Prompt
Rewrite the lines of the records below from the line with "x-tick-label: -10% <box>543 596 594 613</box>" up to and including the line with "x-tick-label: 0% <box>649 596 680 613</box>", changing "Variante" to "Version" and keeping everything else the same. Give only those lines.

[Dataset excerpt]
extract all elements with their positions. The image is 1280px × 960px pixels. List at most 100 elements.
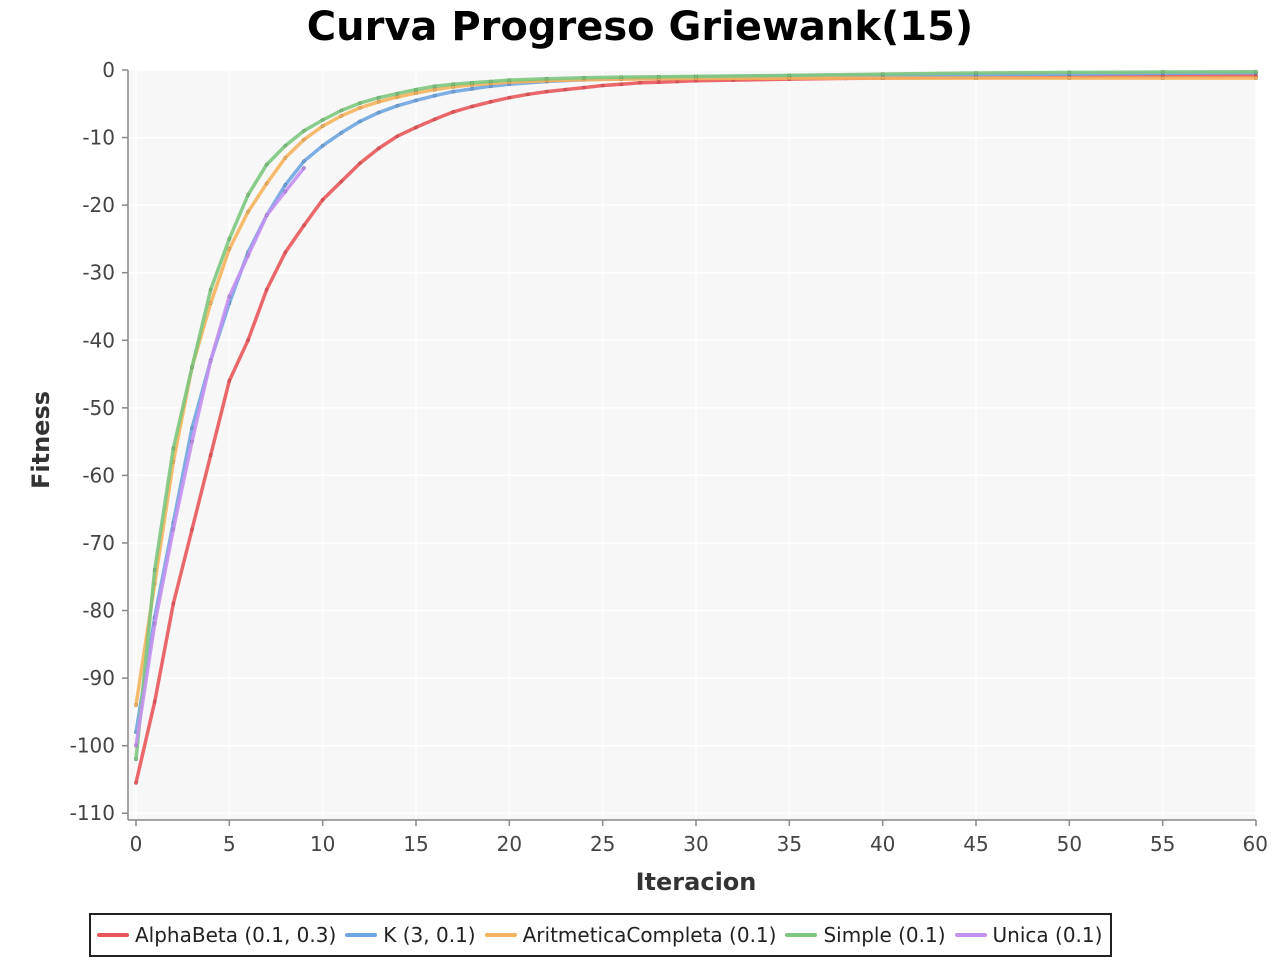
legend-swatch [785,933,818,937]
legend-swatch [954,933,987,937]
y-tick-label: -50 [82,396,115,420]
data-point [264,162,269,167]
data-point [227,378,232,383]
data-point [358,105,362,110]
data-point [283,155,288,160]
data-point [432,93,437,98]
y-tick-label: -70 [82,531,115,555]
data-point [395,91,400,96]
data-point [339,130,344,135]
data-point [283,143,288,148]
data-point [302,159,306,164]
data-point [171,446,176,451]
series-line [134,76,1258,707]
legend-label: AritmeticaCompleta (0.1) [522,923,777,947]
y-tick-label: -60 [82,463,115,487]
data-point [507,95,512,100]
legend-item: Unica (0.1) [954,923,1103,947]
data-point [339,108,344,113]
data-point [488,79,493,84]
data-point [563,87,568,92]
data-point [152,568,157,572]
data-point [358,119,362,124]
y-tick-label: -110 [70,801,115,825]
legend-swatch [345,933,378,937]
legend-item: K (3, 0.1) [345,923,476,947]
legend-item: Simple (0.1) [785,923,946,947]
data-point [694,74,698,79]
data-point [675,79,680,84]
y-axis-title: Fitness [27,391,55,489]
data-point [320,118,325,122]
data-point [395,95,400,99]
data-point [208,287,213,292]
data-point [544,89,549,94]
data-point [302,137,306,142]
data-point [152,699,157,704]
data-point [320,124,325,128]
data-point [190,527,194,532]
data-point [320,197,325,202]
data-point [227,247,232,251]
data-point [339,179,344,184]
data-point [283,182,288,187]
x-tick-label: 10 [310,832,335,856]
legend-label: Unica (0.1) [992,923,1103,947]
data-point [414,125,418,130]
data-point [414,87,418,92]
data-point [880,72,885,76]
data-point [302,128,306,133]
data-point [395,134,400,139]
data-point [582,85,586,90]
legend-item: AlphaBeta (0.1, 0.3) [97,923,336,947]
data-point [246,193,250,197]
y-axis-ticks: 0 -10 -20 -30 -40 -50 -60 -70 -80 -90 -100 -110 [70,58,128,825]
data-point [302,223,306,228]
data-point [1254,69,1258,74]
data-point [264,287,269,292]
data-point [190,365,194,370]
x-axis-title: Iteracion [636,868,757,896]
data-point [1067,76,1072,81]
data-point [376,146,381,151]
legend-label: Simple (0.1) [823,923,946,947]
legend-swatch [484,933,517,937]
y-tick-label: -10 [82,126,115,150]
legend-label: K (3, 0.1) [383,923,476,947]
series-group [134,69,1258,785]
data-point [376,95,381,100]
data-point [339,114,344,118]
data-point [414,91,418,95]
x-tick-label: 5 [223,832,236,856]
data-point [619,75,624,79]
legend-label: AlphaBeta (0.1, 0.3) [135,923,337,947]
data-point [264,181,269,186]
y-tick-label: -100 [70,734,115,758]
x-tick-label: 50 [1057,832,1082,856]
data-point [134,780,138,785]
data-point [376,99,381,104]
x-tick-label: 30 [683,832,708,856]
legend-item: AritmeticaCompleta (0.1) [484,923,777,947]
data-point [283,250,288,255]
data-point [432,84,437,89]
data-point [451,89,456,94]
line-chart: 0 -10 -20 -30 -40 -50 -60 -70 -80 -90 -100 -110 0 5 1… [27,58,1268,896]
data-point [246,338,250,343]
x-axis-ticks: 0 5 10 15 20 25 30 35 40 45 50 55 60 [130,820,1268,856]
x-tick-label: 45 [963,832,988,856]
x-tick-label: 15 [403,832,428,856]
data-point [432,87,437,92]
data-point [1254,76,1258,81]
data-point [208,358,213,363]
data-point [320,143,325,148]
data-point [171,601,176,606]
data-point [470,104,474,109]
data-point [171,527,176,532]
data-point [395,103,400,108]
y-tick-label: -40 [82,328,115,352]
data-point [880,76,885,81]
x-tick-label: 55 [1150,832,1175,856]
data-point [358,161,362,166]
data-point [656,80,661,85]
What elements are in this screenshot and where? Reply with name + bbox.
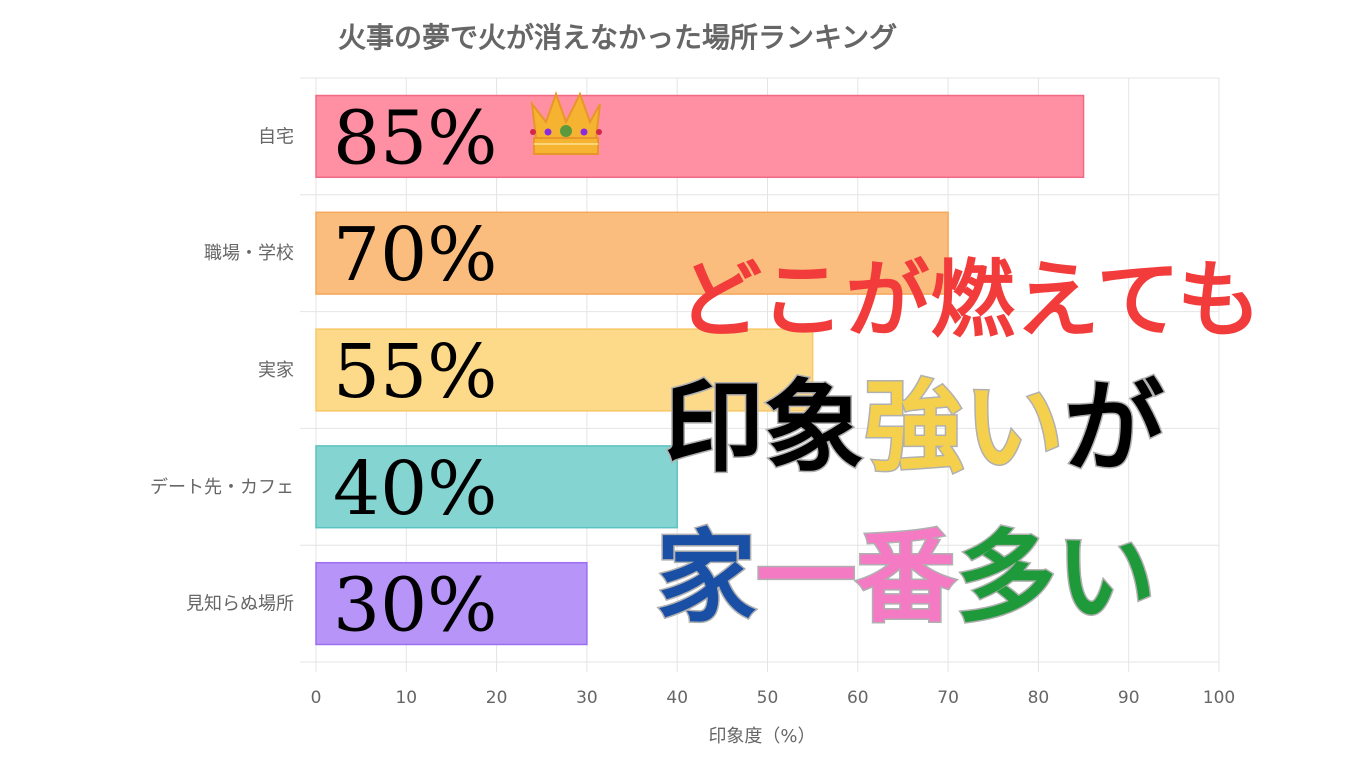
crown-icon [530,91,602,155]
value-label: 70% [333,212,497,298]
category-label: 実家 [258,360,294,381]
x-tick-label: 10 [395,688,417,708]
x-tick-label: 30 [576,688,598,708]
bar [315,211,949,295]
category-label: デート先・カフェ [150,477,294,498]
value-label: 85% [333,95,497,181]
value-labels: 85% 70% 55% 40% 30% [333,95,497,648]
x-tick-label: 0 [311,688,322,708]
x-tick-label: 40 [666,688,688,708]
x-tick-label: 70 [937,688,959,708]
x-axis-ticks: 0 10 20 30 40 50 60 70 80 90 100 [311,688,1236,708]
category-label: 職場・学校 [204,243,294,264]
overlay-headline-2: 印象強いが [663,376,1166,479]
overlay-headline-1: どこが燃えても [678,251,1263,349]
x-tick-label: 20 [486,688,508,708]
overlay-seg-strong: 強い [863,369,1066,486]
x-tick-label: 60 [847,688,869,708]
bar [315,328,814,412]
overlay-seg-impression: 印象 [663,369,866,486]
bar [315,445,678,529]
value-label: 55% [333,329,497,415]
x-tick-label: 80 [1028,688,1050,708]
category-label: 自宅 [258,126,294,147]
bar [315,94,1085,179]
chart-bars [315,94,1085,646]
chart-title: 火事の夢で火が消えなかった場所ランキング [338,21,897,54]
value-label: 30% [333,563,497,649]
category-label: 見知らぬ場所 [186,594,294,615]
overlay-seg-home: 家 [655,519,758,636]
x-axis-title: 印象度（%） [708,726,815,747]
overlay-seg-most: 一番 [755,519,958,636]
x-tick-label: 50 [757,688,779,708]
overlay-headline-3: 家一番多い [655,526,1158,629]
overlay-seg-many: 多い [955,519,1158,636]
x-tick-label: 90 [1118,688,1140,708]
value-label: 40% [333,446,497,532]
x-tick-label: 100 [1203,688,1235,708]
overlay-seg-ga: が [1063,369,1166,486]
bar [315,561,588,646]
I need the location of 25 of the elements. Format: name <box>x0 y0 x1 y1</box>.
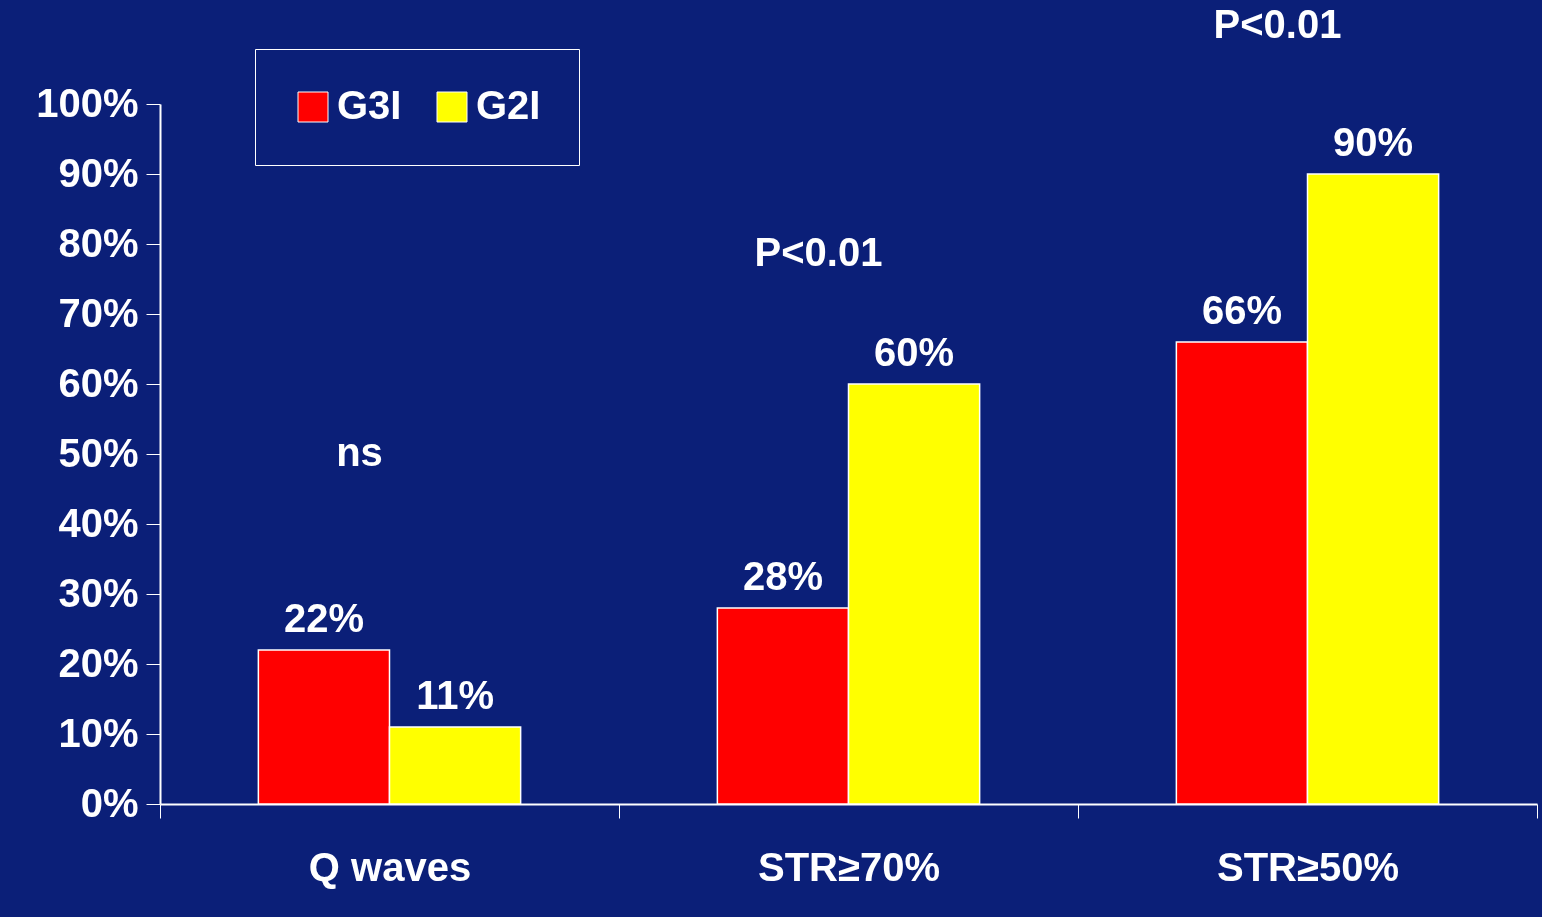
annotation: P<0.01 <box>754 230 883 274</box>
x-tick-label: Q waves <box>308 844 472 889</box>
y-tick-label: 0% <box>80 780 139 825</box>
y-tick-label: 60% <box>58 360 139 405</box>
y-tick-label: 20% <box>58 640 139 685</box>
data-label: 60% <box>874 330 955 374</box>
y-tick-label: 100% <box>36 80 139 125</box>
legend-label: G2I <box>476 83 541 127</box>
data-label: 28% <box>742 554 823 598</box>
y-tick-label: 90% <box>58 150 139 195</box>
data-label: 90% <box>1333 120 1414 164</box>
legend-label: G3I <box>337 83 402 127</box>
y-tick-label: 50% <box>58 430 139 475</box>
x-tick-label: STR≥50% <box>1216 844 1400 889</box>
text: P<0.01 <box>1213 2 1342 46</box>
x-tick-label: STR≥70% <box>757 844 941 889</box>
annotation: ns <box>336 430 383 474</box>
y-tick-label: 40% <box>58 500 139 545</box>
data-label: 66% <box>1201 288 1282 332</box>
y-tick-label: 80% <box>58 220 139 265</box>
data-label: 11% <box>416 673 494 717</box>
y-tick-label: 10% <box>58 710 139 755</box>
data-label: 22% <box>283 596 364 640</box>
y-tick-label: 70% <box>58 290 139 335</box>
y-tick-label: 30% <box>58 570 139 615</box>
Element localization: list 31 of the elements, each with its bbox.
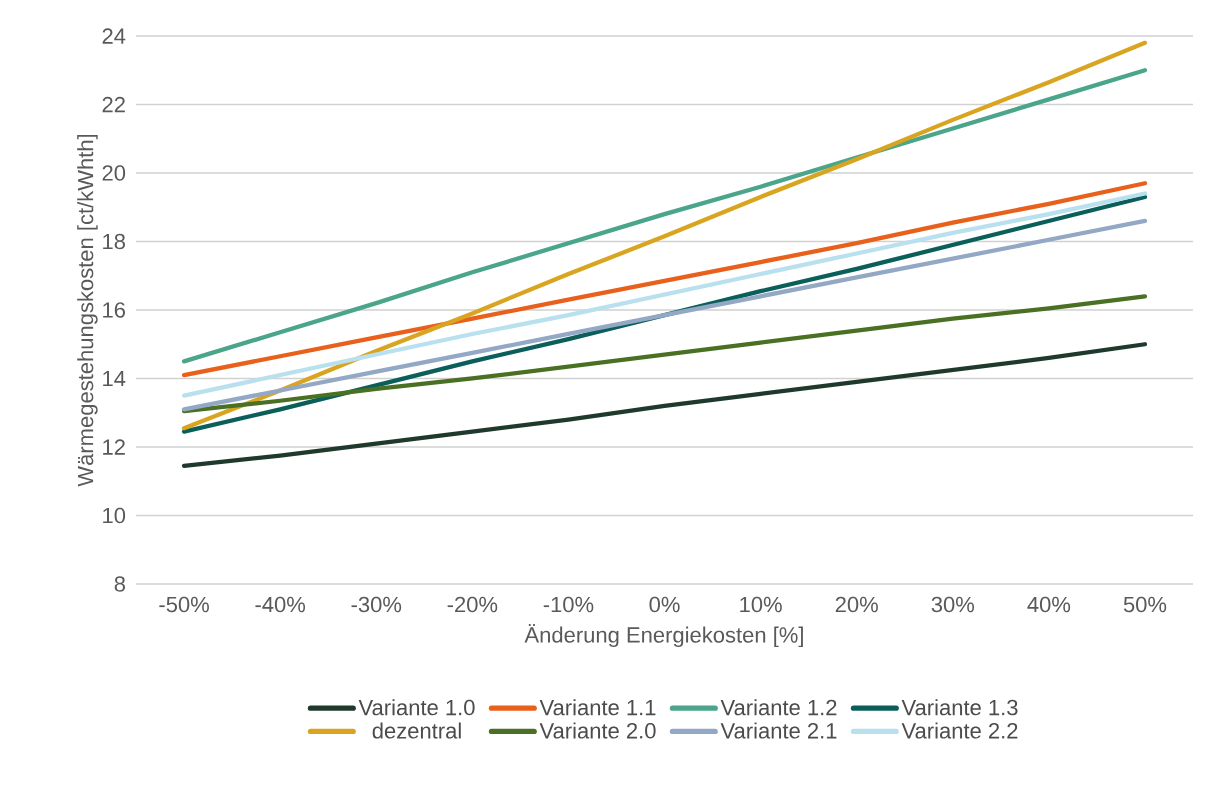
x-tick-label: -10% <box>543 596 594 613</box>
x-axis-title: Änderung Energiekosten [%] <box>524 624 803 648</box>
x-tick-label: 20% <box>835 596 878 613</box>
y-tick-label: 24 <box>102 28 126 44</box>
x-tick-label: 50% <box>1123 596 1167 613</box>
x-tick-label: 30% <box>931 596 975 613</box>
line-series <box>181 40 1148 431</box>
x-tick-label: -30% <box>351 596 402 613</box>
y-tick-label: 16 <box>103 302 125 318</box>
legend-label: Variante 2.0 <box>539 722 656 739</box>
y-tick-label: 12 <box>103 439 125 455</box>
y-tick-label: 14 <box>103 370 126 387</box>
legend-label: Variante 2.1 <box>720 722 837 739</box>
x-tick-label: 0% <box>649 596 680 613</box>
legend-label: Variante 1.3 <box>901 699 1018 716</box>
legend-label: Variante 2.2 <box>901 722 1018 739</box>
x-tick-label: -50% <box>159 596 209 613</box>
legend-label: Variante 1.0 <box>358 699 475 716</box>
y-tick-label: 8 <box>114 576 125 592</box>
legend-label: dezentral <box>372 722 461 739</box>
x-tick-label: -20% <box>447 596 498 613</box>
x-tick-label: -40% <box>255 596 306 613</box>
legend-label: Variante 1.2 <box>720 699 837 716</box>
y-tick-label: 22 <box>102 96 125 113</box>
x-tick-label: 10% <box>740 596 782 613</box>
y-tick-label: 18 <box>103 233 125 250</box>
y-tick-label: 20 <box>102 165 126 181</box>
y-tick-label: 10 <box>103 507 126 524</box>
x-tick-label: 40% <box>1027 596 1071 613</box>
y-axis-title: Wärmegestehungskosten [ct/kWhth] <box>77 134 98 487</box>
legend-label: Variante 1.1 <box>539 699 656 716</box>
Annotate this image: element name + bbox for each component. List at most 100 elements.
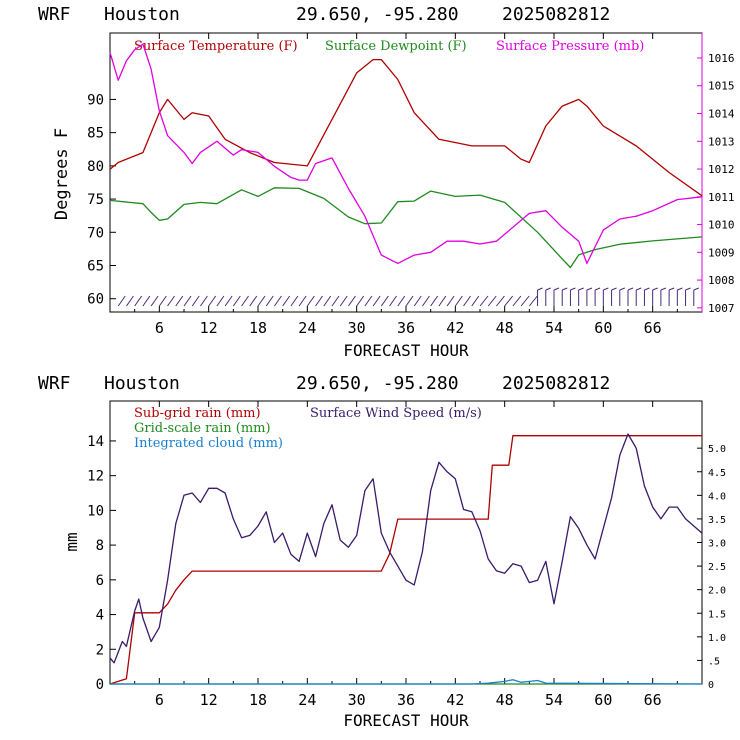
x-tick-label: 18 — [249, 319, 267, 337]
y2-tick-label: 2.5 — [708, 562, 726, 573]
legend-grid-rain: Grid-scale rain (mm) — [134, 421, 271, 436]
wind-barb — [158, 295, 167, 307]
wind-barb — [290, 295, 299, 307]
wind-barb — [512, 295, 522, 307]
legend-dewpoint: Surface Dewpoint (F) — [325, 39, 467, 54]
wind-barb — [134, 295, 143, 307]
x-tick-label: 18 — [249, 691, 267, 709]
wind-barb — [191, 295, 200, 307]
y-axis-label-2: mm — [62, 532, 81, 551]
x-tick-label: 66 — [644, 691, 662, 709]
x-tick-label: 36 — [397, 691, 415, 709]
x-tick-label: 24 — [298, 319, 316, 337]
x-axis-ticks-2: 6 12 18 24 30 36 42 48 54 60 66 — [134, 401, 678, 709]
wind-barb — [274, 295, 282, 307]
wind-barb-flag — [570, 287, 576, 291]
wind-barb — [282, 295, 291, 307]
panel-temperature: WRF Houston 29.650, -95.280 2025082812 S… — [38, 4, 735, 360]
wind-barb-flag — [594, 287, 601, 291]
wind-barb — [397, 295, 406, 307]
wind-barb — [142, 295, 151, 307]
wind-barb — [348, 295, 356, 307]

Output for this exercise
x-tick-label: -10% <box>543 596 594 613</box>
x-axis-title: Änderung Energiekosten [%] <box>524 624 803 648</box>
x-tick-label: 20% <box>835 596 878 613</box>
y-tick-label: 24 <box>102 28 126 44</box>
x-tick-label: 50% <box>1123 596 1167 613</box>
x-tick-label: 30% <box>931 596 975 613</box>
line-series <box>181 40 1148 431</box>
x-tick-label: -30% <box>351 596 402 613</box>
y-tick-label: 16 <box>103 302 125 318</box>
legend-label: Version 2.0 <box>539 722 656 739</box>
y-tick-label: 12 <box>103 439 125 455</box>
y-tick-label: 14 <box>103 370 126 387</box>
legend-label: Version 2.1 <box>720 722 837 739</box>
x-tick-label: 0% <box>649 596 680 613</box>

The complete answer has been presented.